Records about charts and figures
- - -

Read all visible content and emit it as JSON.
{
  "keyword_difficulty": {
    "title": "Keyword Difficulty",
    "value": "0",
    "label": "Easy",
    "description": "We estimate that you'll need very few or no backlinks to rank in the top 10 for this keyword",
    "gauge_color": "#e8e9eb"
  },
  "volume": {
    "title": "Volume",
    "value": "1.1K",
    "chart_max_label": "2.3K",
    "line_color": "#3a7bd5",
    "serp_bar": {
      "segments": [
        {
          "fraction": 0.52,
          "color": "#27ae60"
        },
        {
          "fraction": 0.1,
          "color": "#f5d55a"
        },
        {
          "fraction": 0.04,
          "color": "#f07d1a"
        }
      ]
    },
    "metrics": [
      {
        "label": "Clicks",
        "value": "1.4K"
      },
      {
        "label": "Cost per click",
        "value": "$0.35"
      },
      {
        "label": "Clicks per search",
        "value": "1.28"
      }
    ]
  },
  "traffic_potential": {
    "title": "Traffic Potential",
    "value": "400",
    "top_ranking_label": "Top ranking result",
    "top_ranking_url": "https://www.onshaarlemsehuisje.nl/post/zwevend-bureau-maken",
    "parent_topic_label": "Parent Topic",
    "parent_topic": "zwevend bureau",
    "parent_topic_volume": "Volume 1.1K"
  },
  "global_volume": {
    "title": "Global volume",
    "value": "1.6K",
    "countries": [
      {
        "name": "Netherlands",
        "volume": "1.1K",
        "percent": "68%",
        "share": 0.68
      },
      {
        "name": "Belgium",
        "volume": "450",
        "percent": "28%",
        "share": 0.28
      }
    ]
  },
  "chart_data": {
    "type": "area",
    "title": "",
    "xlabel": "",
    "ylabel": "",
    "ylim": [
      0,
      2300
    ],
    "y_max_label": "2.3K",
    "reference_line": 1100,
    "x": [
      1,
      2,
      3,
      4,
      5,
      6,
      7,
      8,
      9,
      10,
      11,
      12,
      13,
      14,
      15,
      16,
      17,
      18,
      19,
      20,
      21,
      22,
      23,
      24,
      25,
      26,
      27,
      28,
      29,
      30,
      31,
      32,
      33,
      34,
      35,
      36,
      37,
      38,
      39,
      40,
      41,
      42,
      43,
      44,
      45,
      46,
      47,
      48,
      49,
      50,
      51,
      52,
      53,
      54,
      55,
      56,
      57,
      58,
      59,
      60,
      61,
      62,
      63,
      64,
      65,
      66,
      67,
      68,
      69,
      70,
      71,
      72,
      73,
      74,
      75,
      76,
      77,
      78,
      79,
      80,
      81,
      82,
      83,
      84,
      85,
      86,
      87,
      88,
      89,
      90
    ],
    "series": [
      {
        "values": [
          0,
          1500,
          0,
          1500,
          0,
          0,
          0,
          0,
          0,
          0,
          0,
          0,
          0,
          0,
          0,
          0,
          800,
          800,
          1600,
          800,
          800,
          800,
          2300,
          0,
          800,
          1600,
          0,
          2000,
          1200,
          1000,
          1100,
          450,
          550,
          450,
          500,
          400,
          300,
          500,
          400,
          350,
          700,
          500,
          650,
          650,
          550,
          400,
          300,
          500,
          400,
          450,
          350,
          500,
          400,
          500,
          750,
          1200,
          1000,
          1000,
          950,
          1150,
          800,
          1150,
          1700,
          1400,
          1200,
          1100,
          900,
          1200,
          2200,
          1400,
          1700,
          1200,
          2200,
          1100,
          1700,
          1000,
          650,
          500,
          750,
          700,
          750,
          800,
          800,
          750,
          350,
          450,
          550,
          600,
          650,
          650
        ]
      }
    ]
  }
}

- - -

WHAT NEEDS TO BE DONE: Look through the entries above and count each line holding "title"; report the count alone.

WRITTEN RESPONSE: 5